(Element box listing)
_ _ _

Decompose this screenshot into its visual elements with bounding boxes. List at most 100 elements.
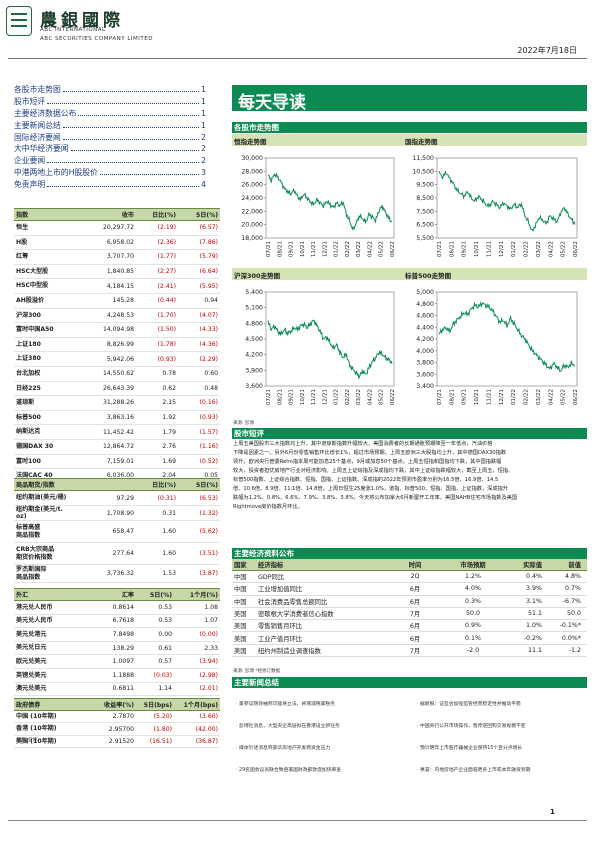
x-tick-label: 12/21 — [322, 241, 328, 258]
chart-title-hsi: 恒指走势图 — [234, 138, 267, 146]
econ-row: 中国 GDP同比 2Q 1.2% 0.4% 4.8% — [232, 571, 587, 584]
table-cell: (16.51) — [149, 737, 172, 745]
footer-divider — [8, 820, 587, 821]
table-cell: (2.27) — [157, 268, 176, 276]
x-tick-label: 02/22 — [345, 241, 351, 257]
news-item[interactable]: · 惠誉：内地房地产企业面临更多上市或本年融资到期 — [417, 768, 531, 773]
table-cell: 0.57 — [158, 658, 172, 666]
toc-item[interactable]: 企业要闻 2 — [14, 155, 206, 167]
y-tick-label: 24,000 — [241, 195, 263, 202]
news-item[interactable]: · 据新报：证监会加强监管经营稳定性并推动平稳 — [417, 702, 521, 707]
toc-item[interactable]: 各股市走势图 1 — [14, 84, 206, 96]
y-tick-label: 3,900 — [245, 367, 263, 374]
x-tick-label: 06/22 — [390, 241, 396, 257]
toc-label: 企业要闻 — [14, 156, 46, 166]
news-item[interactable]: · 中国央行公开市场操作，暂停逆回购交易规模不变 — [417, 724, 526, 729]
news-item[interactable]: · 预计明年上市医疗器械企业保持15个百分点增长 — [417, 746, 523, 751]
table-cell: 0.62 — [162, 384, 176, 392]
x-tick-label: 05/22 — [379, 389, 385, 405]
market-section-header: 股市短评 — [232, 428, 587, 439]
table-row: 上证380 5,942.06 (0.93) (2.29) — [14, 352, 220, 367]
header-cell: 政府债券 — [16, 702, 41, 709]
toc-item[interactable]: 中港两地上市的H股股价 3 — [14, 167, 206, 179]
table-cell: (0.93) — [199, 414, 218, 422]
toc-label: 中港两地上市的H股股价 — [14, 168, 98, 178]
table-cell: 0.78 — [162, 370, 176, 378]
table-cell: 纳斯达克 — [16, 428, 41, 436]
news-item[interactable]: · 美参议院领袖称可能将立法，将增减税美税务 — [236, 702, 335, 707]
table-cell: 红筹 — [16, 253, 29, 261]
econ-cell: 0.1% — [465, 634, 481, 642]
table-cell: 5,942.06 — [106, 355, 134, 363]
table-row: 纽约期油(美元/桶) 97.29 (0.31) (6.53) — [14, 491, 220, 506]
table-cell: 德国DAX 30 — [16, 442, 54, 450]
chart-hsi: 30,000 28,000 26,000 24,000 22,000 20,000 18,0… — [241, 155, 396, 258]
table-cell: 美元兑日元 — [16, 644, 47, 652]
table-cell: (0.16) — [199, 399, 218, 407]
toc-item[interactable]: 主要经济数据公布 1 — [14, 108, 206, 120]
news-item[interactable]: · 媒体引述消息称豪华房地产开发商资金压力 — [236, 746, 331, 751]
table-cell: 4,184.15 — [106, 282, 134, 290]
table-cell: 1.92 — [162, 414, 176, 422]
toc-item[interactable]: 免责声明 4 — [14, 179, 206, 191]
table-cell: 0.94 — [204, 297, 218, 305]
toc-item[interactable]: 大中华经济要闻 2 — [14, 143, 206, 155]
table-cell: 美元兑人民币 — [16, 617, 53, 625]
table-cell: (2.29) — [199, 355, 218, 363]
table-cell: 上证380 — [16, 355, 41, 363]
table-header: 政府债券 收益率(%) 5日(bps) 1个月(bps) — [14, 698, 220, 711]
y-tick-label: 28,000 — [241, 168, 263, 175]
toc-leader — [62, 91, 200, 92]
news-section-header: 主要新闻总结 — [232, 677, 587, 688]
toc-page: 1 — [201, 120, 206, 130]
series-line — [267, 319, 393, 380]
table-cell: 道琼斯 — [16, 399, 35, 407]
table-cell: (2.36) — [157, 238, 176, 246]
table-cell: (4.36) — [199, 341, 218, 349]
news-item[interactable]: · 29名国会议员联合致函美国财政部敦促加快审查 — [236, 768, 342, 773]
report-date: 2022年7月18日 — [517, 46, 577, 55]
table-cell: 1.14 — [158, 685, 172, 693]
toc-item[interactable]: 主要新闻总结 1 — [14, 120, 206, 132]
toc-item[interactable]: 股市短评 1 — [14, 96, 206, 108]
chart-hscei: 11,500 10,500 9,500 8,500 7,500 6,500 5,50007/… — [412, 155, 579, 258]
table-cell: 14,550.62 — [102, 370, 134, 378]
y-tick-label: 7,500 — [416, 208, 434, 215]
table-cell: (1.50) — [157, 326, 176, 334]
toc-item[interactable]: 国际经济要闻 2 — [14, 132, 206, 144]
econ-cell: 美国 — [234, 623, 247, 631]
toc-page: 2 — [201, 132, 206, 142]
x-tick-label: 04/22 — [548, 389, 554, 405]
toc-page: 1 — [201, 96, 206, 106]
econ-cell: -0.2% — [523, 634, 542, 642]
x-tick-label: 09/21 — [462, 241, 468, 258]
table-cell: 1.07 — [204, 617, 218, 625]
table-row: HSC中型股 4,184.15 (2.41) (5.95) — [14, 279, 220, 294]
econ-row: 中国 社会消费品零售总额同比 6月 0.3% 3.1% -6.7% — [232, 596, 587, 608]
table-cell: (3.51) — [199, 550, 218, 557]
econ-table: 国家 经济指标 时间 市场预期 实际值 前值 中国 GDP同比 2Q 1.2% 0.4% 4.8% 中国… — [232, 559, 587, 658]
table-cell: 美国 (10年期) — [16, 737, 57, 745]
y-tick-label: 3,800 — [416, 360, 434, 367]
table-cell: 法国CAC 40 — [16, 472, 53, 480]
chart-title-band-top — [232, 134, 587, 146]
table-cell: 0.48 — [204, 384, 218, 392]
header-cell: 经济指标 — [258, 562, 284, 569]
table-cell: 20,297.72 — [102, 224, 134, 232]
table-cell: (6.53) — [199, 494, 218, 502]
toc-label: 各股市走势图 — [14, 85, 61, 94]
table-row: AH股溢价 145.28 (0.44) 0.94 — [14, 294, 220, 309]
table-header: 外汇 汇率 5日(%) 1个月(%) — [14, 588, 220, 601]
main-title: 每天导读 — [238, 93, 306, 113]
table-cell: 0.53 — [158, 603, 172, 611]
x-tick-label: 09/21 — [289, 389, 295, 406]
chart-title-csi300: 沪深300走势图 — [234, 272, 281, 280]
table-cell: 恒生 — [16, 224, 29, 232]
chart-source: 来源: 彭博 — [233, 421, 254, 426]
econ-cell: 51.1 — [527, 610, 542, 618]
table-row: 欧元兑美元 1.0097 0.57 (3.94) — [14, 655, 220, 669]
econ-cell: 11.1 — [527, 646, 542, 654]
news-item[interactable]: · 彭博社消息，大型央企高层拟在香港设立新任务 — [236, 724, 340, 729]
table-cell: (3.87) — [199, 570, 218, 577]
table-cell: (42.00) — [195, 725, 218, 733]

_ _ _

== Goal ==
Copy the listing above verbatim, every line in its original order, but leave out the pictures.

== Correct answer ==
Decompose this screenshot into its visual elements with bounding boxes. List at most 100 elements.
x-tick-label: 12/21 — [322, 241, 328, 258]
chart-title-hsi: 恒指走势图 — [234, 138, 267, 146]
econ-row: 中国 GDP同比 2Q 1.2% 0.4% 4.8% — [232, 571, 587, 584]
table-cell: (16.51) — [149, 737, 172, 745]
footer-divider — [8, 820, 587, 821]
table-cell: (2.27) — [157, 268, 176, 276]
x-tick-label: 02/22 — [345, 241, 351, 257]
news-item[interactable]: · 惠誉：内地房地产企业面临更多上市或本年融资到期 — [417, 768, 531, 773]
table-cell: 0.57 — [158, 658, 172, 666]
toc-item[interactable]: 企业要闻 2 — [14, 155, 206, 167]
y-tick-label: 24,000 — [241, 195, 263, 202]
news-item[interactable]: · 据新报：证监会加强监管经营稳定性并推动平稳 — [417, 702, 521, 707]
toc-item[interactable]: 各股市走势图 1 — [14, 84, 206, 96]
y-tick-label: 3,900 — [245, 367, 263, 374]
x-tick-label: 06/22 — [390, 241, 396, 257]
toc-label: 企业要闻 — [14, 156, 46, 166]
news-item[interactable]: · 中国央行公开市场操作，暂停逆回购交易规模不变 — [417, 724, 526, 729]
news-item[interactable]: · 预计明年上市医疗器械企业保持15个百分点增长 — [417, 746, 523, 751]
table-cell: 0.62 — [162, 384, 176, 392]
x-tick-label: 05/22 — [379, 389, 385, 405]
market-section-header: 股市短评 — [232, 428, 587, 439]
table-row: 上证380 5,942.06 (0.93) (2.29) — [14, 352, 220, 367]
header-cell: 政府债券 — [16, 702, 41, 709]
toc-item[interactable]: 中港两地上市的H股股价 3 — [14, 167, 206, 179]
table-cell: (0.93) — [199, 414, 218, 422]
toc-label: 中港两地上市的H股股价 — [14, 168, 98, 178]
table-cell: 0.78 — [162, 370, 176, 378]
table-cell: 纳斯达克 — [16, 428, 41, 436]
news-item[interactable]: · 美参议院领袖称可能将立法，将增减税美税务 — [236, 702, 335, 707]
table-cell: 红筹 — [16, 253, 29, 261]
econ-cell: 0.1% — [465, 634, 481, 642]
table-cell: 5,942.06 — [106, 355, 134, 363]
table-row: 纽约期油(美元/桶) 97.29 (0.31) (6.53) — [14, 491, 220, 506]
table-cell: 德国DAX 30 — [16, 442, 54, 450]
chart-hsi: 30,000 28,000 26,000 24,000 22,000 20,000 18,0… — [241, 155, 396, 258]
table-cell: 美元兑日元 — [16, 644, 47, 652]
table-cell: (0.16) — [199, 399, 218, 407]
toc-item[interactable]: 主要经济数据公布 1 — [14, 108, 206, 120]
news-item[interactable]: · 媒体引述消息称豪华房地产开发商资金压力 — [236, 746, 331, 751]
table-cell: 4,184.15 — [106, 282, 134, 290]
table-cell: 1.92 — [162, 414, 176, 422]
toc-item[interactable]: 免责声明 4 — [14, 179, 206, 191]
table-cell: 0.94 — [204, 297, 218, 305]
toc-item[interactable]: 大中华经济要闻 2 — [14, 143, 206, 155]
table-cell: 美元兑人民币 — [16, 617, 53, 625]
table-cell: (2.29) — [199, 355, 218, 363]
table-cell: 上证380 — [16, 355, 41, 363]
table-header: 政府债券 收益率(%) 5日(bps) 1个月(bps) — [14, 698, 220, 711]
y-tick-label: 28,000 — [241, 168, 263, 175]
toc-leader — [62, 91, 200, 92]
news-section-header: 主要新闻总结 — [232, 677, 587, 688]
toc-page: 1 — [201, 120, 206, 130]
series-line — [267, 319, 393, 380]
table-cell: 道琼斯 — [16, 399, 35, 407]
table-cell: (2.36) — [157, 238, 176, 246]
table-cell: (4.36) — [199, 341, 218, 349]
news-item[interactable]: · 29名国会议员联合致函美国财政部敦促加快审查 — [236, 768, 342, 773]
report-date: 2022年7月18日 — [517, 46, 577, 55]
table-cell: 1.14 — [158, 685, 172, 693]
toc-item[interactable]: 主要新闻总结 1 — [14, 120, 206, 132]
toc-item[interactable]: 股市短评 1 — [14, 96, 206, 108]
chart-hscei: 11,500 10,500 9,500 8,500 7,500 6,500 5,50007/… — [412, 155, 579, 258]
table-cell: 14,550.62 — [102, 370, 134, 378]
y-tick-label: 7,500 — [416, 208, 434, 215]
table-cell: (1.50) — [157, 326, 176, 334]
toc-item[interactable]: 国际经济要闻 2 — [14, 132, 206, 144]
econ-cell: 美国 — [234, 623, 247, 631]
toc-page: 2 — [201, 132, 206, 142]
x-tick-label: 04/22 — [548, 389, 554, 405]
toc-page: 1 — [201, 96, 206, 106]
econ-cell: -0.2% — [523, 634, 542, 642]
x-tick-label: 09/21 — [462, 241, 468, 258]
table-cell: 1.07 — [204, 617, 218, 625]
table-row: HSC中型股 4,184.15 (2.41) (5.95) — [14, 279, 220, 294]
econ-row: 中国 社会消费品零售总额同比 6月 0.3% 3.1% -6.7% — [232, 596, 587, 608]
table-cell: (3.51) — [199, 550, 218, 557]
econ-table: 国家 经济指标 时间 市场预期 实际值 前值 中国 GDP同比 2Q 1.2% 0.4% 4.8% 中国… — [232, 559, 587, 658]
table-cell: 美国 (10年期) — [16, 737, 57, 745]
y-tick-label: 3,800 — [416, 360, 434, 367]
table-cell: 法国CAC 40 — [16, 472, 53, 480]
chart-title-band-top — [232, 134, 587, 146]
table-cell: 0.48 — [204, 384, 218, 392]
header-cell: 经济指标 — [258, 562, 284, 569]
table-cell: 20,297.72 — [102, 224, 134, 232]
table-cell: (6.53) — [199, 494, 218, 502]
toc-label: 各股市走势图 — [14, 85, 61, 94]
table-row: AH股溢价 145.28 (0.44) 0.94 — [14, 294, 220, 309]
table-header: 外汇 汇率 5日(%) 1个月(%) — [14, 588, 220, 601]
main-title: 每天导读 — [238, 93, 306, 113]
table-cell: 0.53 — [158, 603, 172, 611]
x-tick-label: 09/21 — [289, 389, 295, 406]
chart-title-csi300: 沪深300走势图 — [234, 272, 281, 280]
table-cell: 恒生 — [16, 224, 29, 232]
chart-source: 来源: 彭博 — [233, 421, 254, 426]
econ-cell: 51.1 — [527, 610, 542, 618]
table-row: 欧元兑美元 1.0097 0.57 (3.94) — [14, 655, 220, 669]
econ-cell: 11.1 — [527, 646, 542, 654]
news-item[interactable]: · 彭博社消息，大型央企高层拟在香港设立新任务 — [236, 724, 340, 729]
table-cell: (3.87) — [199, 570, 218, 577]
table-cell: (42.00) — [195, 725, 218, 733]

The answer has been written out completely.